[Items listed in a dataset]
----------------------------------------

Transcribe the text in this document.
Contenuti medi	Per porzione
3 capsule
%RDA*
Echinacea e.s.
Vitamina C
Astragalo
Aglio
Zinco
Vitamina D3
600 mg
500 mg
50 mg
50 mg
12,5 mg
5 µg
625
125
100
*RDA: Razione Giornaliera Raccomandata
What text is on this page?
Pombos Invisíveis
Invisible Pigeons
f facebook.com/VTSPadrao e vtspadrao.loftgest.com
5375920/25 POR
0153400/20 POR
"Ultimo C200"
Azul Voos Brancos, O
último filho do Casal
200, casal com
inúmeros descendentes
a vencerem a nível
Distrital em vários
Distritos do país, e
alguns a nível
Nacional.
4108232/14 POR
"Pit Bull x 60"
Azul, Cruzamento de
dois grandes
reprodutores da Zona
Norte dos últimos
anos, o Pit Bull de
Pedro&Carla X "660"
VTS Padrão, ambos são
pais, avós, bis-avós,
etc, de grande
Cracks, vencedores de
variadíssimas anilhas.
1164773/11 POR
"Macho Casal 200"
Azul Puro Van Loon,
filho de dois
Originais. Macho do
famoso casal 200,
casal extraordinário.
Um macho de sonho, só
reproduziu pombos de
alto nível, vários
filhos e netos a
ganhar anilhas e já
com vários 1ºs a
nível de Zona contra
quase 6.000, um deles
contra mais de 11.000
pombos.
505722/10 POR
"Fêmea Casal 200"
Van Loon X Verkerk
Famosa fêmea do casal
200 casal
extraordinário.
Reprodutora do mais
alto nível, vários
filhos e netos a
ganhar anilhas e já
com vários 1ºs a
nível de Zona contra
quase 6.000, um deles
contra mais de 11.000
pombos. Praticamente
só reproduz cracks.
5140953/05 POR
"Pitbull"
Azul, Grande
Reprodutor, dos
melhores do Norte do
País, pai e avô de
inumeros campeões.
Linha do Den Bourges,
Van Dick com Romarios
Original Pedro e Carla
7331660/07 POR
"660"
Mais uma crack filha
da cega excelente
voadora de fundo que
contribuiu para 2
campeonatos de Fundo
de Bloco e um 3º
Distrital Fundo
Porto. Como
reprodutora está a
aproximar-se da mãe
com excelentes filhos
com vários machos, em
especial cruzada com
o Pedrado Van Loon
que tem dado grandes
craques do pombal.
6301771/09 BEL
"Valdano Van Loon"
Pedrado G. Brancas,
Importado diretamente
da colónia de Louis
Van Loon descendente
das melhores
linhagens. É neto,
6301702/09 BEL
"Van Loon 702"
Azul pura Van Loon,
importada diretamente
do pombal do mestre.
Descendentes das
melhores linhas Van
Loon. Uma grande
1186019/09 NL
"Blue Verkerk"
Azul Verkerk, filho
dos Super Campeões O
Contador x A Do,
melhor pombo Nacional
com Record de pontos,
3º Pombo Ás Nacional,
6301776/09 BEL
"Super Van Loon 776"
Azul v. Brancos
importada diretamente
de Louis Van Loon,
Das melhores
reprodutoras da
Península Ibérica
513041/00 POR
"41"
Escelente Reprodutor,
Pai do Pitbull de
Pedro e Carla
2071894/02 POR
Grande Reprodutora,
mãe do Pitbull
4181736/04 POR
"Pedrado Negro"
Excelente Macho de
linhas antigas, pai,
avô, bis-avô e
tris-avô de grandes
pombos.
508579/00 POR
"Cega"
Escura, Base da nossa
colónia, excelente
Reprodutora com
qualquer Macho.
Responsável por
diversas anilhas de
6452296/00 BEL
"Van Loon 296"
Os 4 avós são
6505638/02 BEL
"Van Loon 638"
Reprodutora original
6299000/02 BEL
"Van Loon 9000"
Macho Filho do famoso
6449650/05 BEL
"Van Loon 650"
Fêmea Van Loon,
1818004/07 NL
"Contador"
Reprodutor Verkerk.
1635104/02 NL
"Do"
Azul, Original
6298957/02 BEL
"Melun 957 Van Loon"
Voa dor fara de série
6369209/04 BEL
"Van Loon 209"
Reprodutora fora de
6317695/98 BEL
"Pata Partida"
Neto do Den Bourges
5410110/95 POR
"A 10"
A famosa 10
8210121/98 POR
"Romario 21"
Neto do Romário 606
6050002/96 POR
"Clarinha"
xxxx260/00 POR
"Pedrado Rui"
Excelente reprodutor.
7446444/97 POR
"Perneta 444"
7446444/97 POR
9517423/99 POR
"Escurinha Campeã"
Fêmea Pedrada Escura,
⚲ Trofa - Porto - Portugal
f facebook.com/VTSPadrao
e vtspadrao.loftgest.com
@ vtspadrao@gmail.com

----------------------------------------

• [TASK REQUIREMENTS] In the entries above, locate every line with the word "famoso" and copy it.

• [WRITTEN ANSWER]
famoso casal 200,
Macho Filho do famoso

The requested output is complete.